> Work instructions: Using the records provided below, locate and copy each line that contains the word "sports".

> Recorded data:
*****
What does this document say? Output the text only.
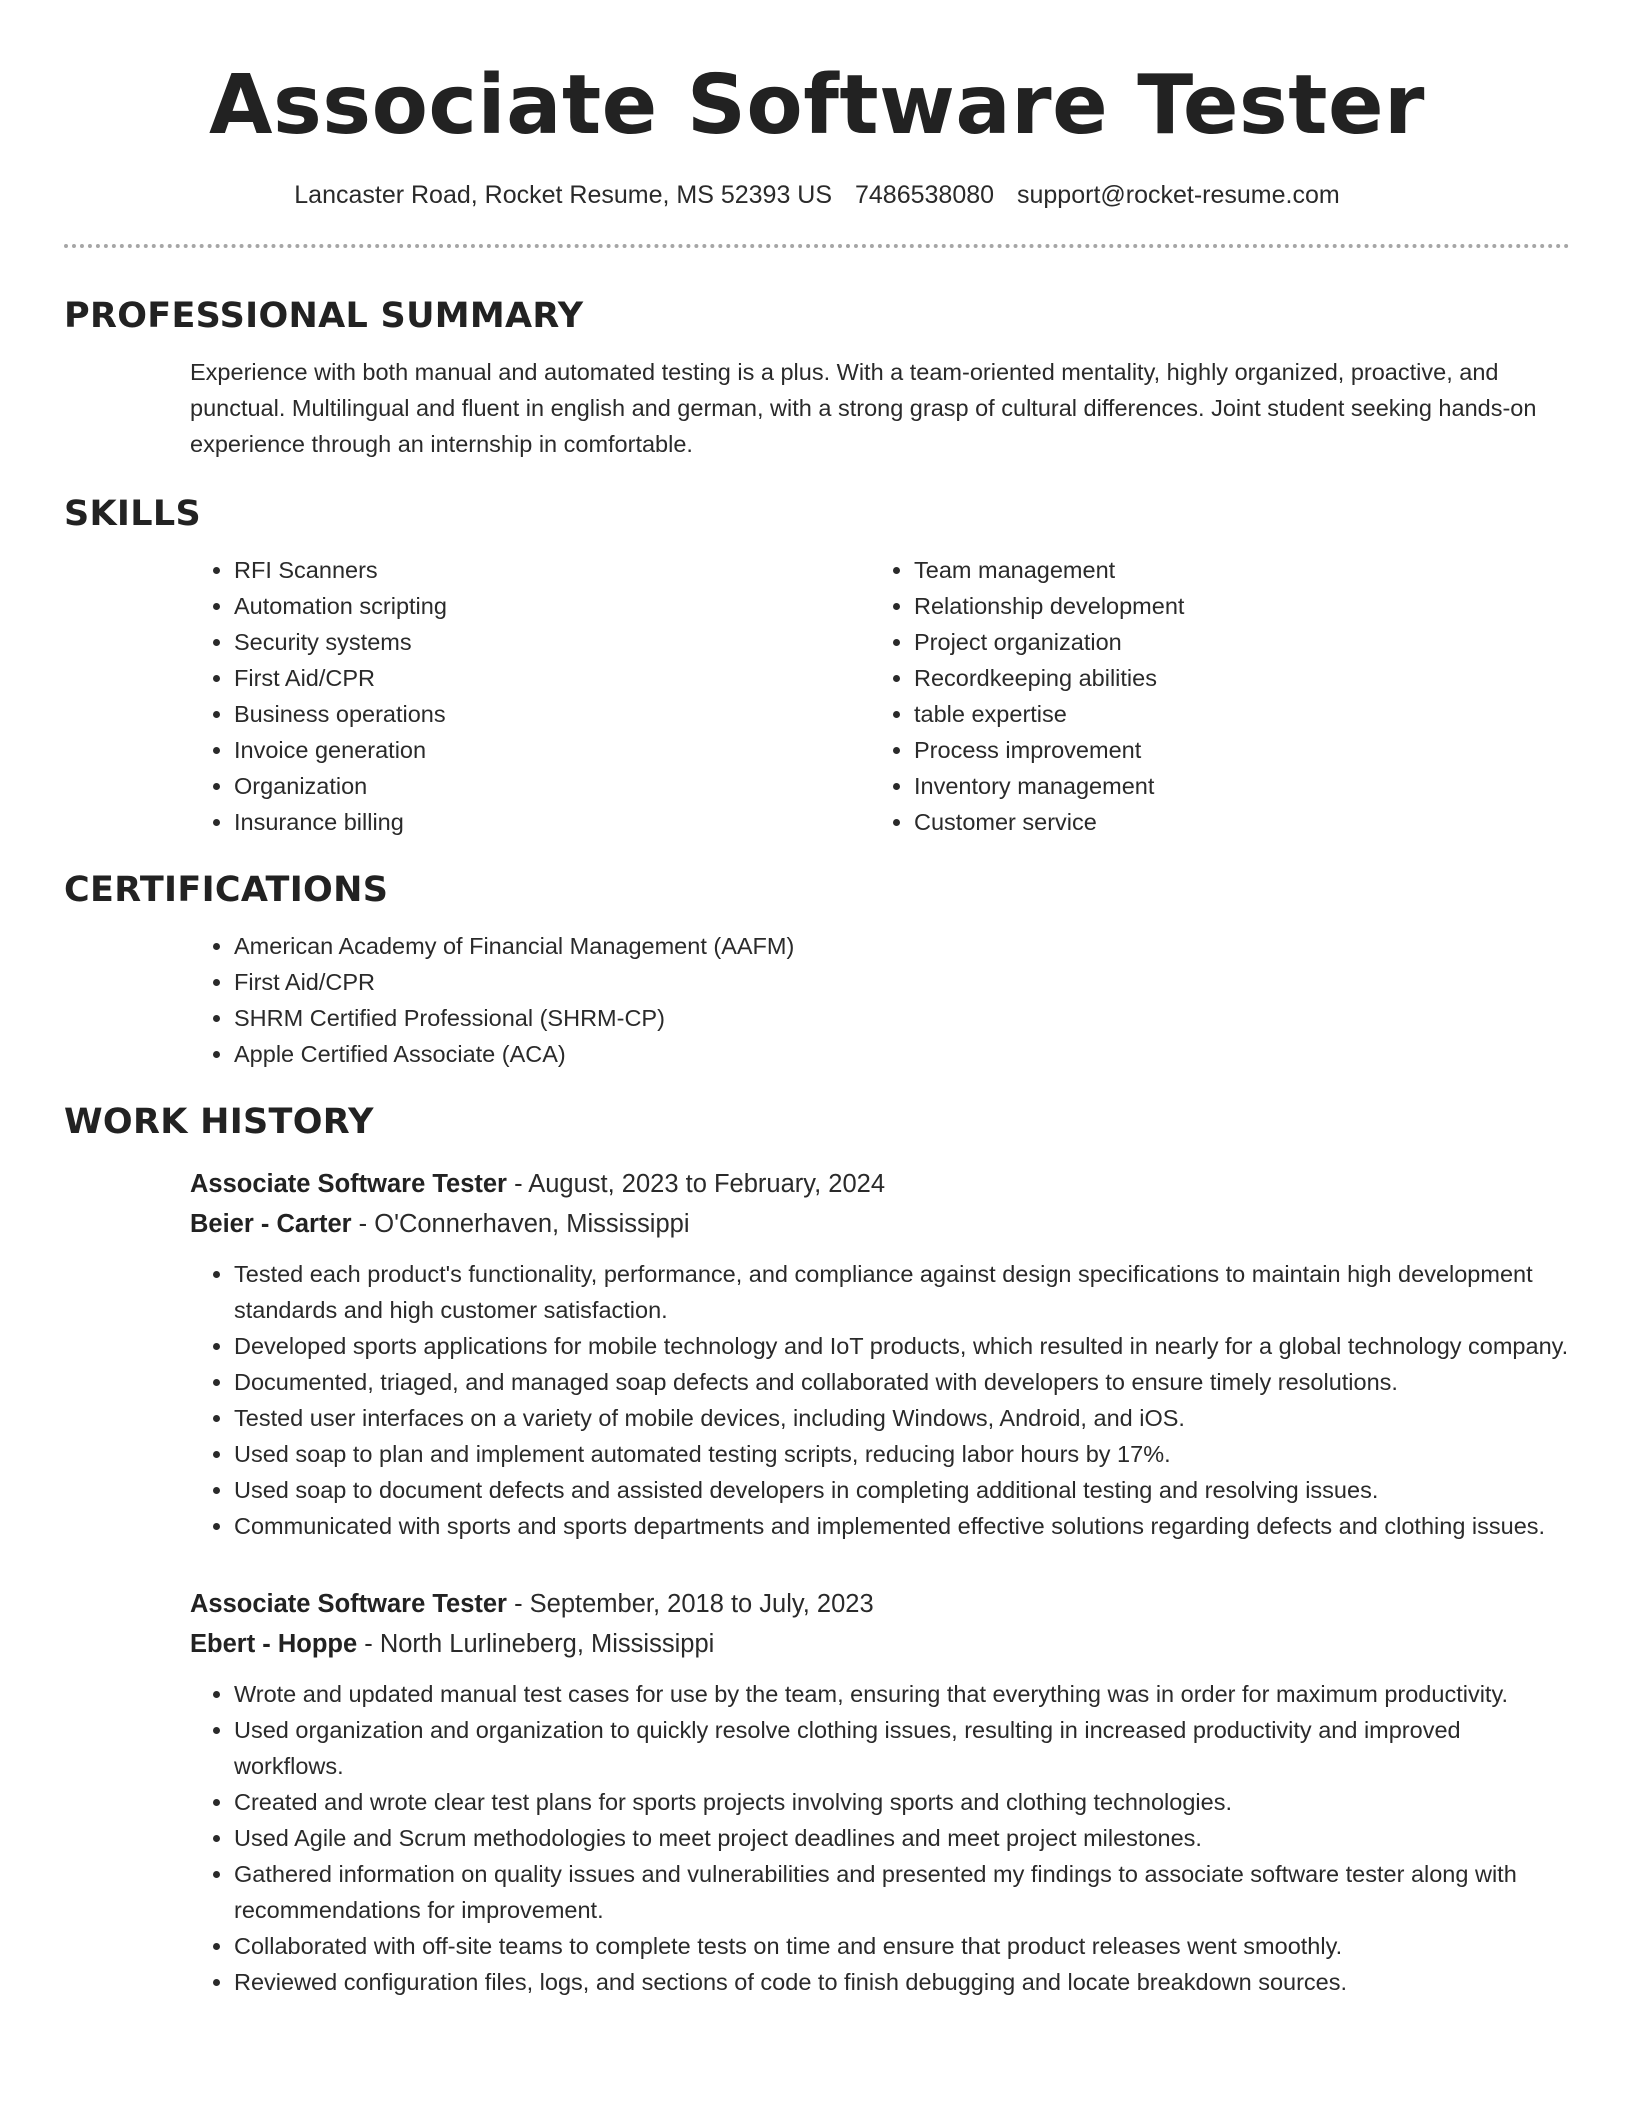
Associate Software Tester
Lancaster Road, Rocket Resume, MS 52393 US 7486538080 support@rocket-resume.com
PROFESSIONAL SUMMARY

Experience with both manual and automated testing is a plus. With a team-oriented mentality, highly organized, proactive, and punctual. Multilingual and fluent in english and german, with a strong grasp of cultural differences. Joint student seeking hands-on experience through an internship in comfortable.

SKILLS
• RFI Scanners
• Automation scripting
• Security systems
• First Aid/CPR
• Business operations
• Invoice generation
• Organization
• Insurance billing
• Team management
• Relationship development
• Project organization
• Recordkeeping abilities
• table expertise
• Process improvement
• Inventory management
• Customer service
CERTIFICATIONS
• American Academy of Financial Management (AAFM)
• First Aid/CPR
• SHRM Certified Professional (SHRM-CP)
• Apple Certified Associate (ACA)
WORK HISTORY
Associate Software Tester - August, 2023 to February, 2024
Beier - Carter - O'Connerhaven, Mississippi
• Tested each product's functionality, performance, and compliance against design specifications to maintain high development standards and high customer satisfaction.
• Developed sports applications for mobile technology and IoT products, which resulted in nearly for a global technology company.
• Documented, triaged, and managed soap defects and collaborated with developers to ensure timely resolutions.
• Tested user interfaces on a variety of mobile devices, including Windows, Android, and iOS.
• Used soap to plan and implement automated testing scripts, reducing labor hours by 17%.
• Used soap to document defects and assisted developers in completing additional testing and resolving issues.
• Communicated with sports and sports departments and implemented effective solutions regarding defects and clothing issues.
Associate Software Tester - September, 2018 to July, 2023
Ebert - Hoppe - North Lurlineberg, Mississippi
• Wrote and updated manual test cases for use by the team, ensuring that everything was in order for maximum productivity.
• Used organization and organization to quickly resolve clothing issues, resulting in increased productivity and improved workflows.
• Created and wrote clear test plans for sports projects involving sports and clothing technologies.
• Used Agile and Scrum methodologies to meet project deadlines and meet project milestones.
• Gathered information on quality issues and vulnerabilities and presented my findings to associate software tester along with recommendations for improvement.
• Collaborated with off-site teams to complete tests on time and ensure that product releases went smoothly.
• Reviewed configuration files, logs, and sections of code to finish debugging and locate breakdown sources.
*****
> Problem solution:
• Developed sports applications for mobile technology and IoT products, which resulted in nearly for a global technology company.
• Communicated with sports and sports departments and implemented effective solutions regarding defects and clothing issues.
• Created and wrote clear test plans for sports projects involving sports and clothing technologies.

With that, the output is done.